##### Provided data
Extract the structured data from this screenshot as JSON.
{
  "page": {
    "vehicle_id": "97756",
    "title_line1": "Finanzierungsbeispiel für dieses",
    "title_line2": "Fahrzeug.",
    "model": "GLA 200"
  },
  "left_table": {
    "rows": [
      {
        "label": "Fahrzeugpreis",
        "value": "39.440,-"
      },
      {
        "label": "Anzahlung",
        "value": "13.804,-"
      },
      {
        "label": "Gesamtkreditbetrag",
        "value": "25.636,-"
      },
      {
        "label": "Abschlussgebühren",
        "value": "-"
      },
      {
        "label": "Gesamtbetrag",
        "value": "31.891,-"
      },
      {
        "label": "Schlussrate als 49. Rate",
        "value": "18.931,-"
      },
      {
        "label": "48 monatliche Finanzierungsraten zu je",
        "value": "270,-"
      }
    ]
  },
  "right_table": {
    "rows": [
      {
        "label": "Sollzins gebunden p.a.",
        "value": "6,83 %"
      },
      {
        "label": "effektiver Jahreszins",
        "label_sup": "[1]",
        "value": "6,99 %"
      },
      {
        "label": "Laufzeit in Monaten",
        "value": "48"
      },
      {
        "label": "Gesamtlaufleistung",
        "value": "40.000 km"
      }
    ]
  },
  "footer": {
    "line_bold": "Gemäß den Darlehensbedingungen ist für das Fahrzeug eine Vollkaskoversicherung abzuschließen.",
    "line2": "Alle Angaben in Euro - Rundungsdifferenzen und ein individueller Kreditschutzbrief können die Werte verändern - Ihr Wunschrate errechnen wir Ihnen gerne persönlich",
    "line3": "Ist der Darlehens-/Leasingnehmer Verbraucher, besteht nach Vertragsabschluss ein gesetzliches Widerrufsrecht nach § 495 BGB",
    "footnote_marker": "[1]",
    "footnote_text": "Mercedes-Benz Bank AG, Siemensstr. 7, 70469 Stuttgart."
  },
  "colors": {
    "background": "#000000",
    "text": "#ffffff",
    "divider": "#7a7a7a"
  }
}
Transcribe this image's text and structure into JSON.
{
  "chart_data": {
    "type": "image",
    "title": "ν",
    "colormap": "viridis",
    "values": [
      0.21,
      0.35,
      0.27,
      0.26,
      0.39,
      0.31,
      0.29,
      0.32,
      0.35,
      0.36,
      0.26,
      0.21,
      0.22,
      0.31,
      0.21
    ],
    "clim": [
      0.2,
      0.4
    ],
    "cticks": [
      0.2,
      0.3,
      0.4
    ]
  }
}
##########
▶ _Given instruction_
Reproduce exactly the line containing "Transcribe this image's" and every line after it through the end of the records above, and nothing else.

▶ _Exercise solution_
Transcribe this image's text and structure into JSON.
{
  "chart_data": {
    "type": "image",
    "title": "ν",
    "colormap": "viridis",
    "values": [
      0.21,
      0.35,
      0.27,
      0.26,
      0.39,
      0.31,
      0.29,
      0.32,
      0.35,
      0.36,
      0.26,
      0.21,
      0.22,
      0.31,
      0.21
    ],
    "clim": [
      0.2,
      0.4
    ],
    "cticks": [
      0.2,
      0.3,
      0.4
    ]
  }
}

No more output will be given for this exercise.